# What the task requires
Scan the data below and pick out the lines containing the word "title".

# Records supplied
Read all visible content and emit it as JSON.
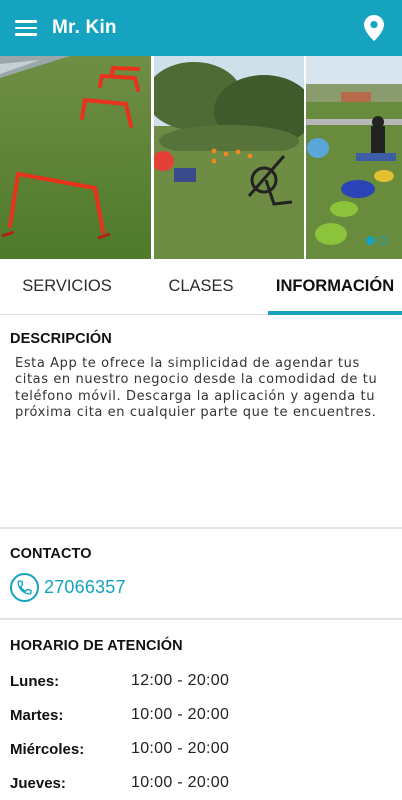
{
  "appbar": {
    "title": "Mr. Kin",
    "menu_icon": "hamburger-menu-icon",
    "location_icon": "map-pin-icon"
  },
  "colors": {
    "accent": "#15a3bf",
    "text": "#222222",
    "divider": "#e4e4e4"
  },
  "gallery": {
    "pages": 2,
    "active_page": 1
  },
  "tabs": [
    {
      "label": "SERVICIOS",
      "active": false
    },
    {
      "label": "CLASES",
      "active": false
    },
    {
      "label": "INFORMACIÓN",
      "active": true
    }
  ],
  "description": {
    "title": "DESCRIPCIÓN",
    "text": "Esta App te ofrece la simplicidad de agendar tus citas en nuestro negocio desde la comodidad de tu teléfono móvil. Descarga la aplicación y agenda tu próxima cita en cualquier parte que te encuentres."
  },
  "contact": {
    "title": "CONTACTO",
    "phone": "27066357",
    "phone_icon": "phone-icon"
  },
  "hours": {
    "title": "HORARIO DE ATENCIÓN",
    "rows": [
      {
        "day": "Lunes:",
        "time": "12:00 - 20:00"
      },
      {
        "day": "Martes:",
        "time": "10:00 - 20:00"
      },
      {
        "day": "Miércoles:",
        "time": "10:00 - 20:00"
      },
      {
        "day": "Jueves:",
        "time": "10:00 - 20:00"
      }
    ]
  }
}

# Correct response
    "title": "Mr. Kin",
    "title": "DESCRIPCIÓN",
    "title": "CONTACTO",
    "title": "HORARIO DE ATENCIÓN",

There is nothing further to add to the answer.